Work to do:
Write out the entries verbatim and leave the images out of the copy.

[Records that describe figures]
------------------------------------
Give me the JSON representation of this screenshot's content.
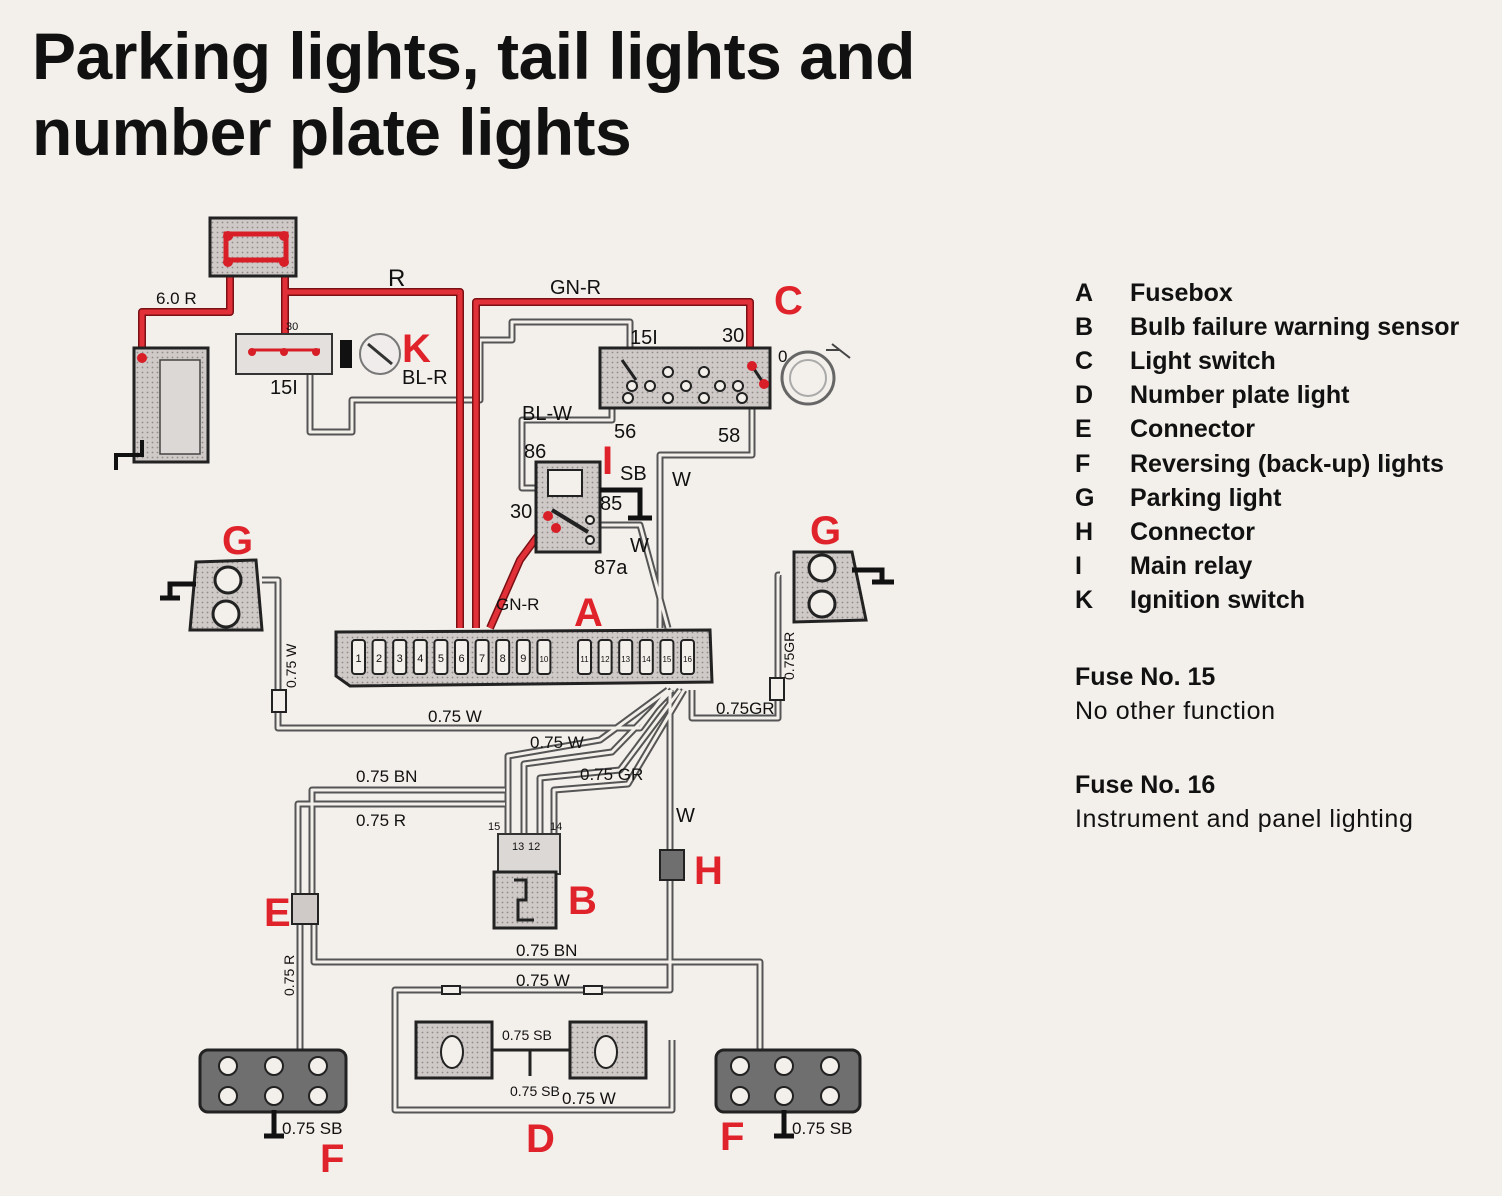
{
  "title": {
    "line1": "Parking lights, tail lights and",
    "line2": "number plate lights"
  },
  "legend": [
    {
      "code": "A",
      "label": "Fusebox"
    },
    {
      "code": "B",
      "label": "Bulb failure warning sensor"
    },
    {
      "code": "C",
      "label": "Light switch"
    },
    {
      "code": "D",
      "label": "Number plate light"
    },
    {
      "code": "E",
      "label": "Connector"
    },
    {
      "code": "F",
      "label": "Reversing (back-up) lights"
    },
    {
      "code": "G",
      "label": "Parking light"
    },
    {
      "code": "H",
      "label": "Connector"
    },
    {
      "code": "I",
      "label": "Main relay"
    },
    {
      "code": "K",
      "label": "Ignition switch"
    }
  ],
  "fuses": [
    {
      "title": "Fuse No. 15",
      "desc": "No other function"
    },
    {
      "title": "Fuse No. 16",
      "desc": "Instrument and panel lighting"
    }
  ],
  "component_labels": {
    "A": "A",
    "B": "B",
    "C": "C",
    "D": "D",
    "E": "E",
    "F_left": "F",
    "F_right": "F",
    "G_left": "G",
    "G_right": "G",
    "H": "H",
    "I": "I",
    "K": "K"
  },
  "wire_labels": {
    "r_top": "R",
    "r60": "6.0 R",
    "gn_r_top": "GN-R",
    "bl_r": "BL-R",
    "t151_k": "15I",
    "t30_k": "30",
    "t151_c": "15I",
    "t30_c": "30",
    "c_zero": "0",
    "bl_w": "BL-W",
    "t56": "56",
    "t58": "58",
    "t86": "86",
    "sb": "SB",
    "t85": "85",
    "t30_i": "30",
    "t87a": "87a",
    "w_a": "W",
    "w_b": "W",
    "gn_r_low": "GN-R",
    "w075_g_left": "0.75 W",
    "gr075_g_right": "0.75GR",
    "w075_a": "0.75 W",
    "gr075_a": "0.75GR",
    "w075_b": "0.75 W",
    "bn075": "0.75 BN",
    "gr075_b": "0.75 GR",
    "r075": "0.75 R",
    "w_h": "W",
    "r075_e": "0.75 R",
    "bn075_low": "0.75 BN",
    "w075_d": "0.75 W",
    "sb075_d1": "0.75 SB",
    "sb075_d2": "0.75 SB",
    "w075_d_low": "0.75 W",
    "sb075_fl": "0.75 SB",
    "sb075_fr": "0.75 SB",
    "b15": "15",
    "b14": "14",
    "b13": "13",
    "b12": "12"
  },
  "fusebox_numbers": [
    "1",
    "2",
    "3",
    "4",
    "5",
    "6",
    "7",
    "8",
    "9",
    "10",
    "11",
    "12",
    "13",
    "14",
    "15",
    "16"
  ],
  "colors": {
    "red_wire": "#d81e27",
    "label_red": "#e0222a",
    "component_fill": "#c9c5c4",
    "wire_gray": "#6e6e6e"
  }
}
------------------------------------
Task output:
Give me the JSON representation of this screenshot's content.
{
  "title": {
    "line1": "Parking lights, tail lights and",
    "line2": "number plate lights"
  },
  "legend": [
    {
      "code": "A",
      "label": "Fusebox"
    },
    {
      "code": "B",
      "label": "Bulb failure warning sensor"
    },
    {
      "code": "C",
      "label": "Light switch"
    },
    {
      "code": "D",
      "label": "Number plate light"
    },
    {
      "code": "E",
      "label": "Connector"
    },
    {
      "code": "F",
      "label": "Reversing (back-up) lights"
    },
    {
      "code": "G",
      "label": "Parking light"
    },
    {
      "code": "H",
      "label": "Connector"
    },
    {
      "code": "I",
      "label": "Main relay"
    },
    {
      "code": "K",
      "label": "Ignition switch"
    }
  ],
  "fuses": [
    {
      "title": "Fuse No. 15",
      "desc": "No other function"
    },
    {
      "title": "Fuse No. 16",
      "desc": "Instrument and panel lighting"
    }
  ],
  "component_labels": {
    "A": "A",
    "B": "B",
    "C": "C",
    "D": "D",
    "E": "E",
    "F_left": "F",
    "F_right": "F",
    "G_left": "G",
    "G_right": "G",
    "H": "H",
    "I": "I",
    "K": "K"
  },
  "wire_labels": {
    "r_top": "R",
    "r60": "6.0 R",
    "gn_r_top": "GN-R",
    "bl_r": "BL-R",
    "t151_k": "15I",
    "t30_k": "30",
    "t151_c": "15I",
    "t30_c": "30",
    "c_zero": "0",
    "bl_w": "BL-W",
    "t56": "56",
    "t58": "58",
    "t86": "86",
    "sb": "SB",
    "t85": "85",
    "t30_i": "30",
    "t87a": "87a",
    "w_a": "W",
    "w_b": "W",
    "gn_r_low": "GN-R",
    "w075_g_left": "0.75 W",
    "gr075_g_right": "0.75GR",
    "w075_a": "0.75 W",
    "gr075_a": "0.75GR",
    "w075_b": "0.75 W",
    "bn075": "0.75 BN",
    "gr075_b": "0.75 GR",
    "r075": "0.75 R",
    "w_h": "W",
    "r075_e": "0.75 R",
    "bn075_low": "0.75 BN",
    "w075_d": "0.75 W",
    "sb075_d1": "0.75 SB",
    "sb075_d2": "0.75 SB",
    "w075_d_low": "0.75 W",
    "sb075_fl": "0.75 SB",
    "sb075_fr": "0.75 SB",
    "b15": "15",
    "b14": "14",
    "b13": "13",
    "b12": "12"
  },
  "fusebox_numbers": [
    "1",
    "2",
    "3",
    "4",
    "5",
    "6",
    "7",
    "8",
    "9",
    "10",
    "11",
    "12",
    "13",
    "14",
    "15",
    "16"
  ],
  "colors": {
    "red_wire": "#d81e27",
    "label_red": "#e0222a",
    "component_fill": "#c9c5c4",
    "wire_gray": "#6e6e6e"
  }
}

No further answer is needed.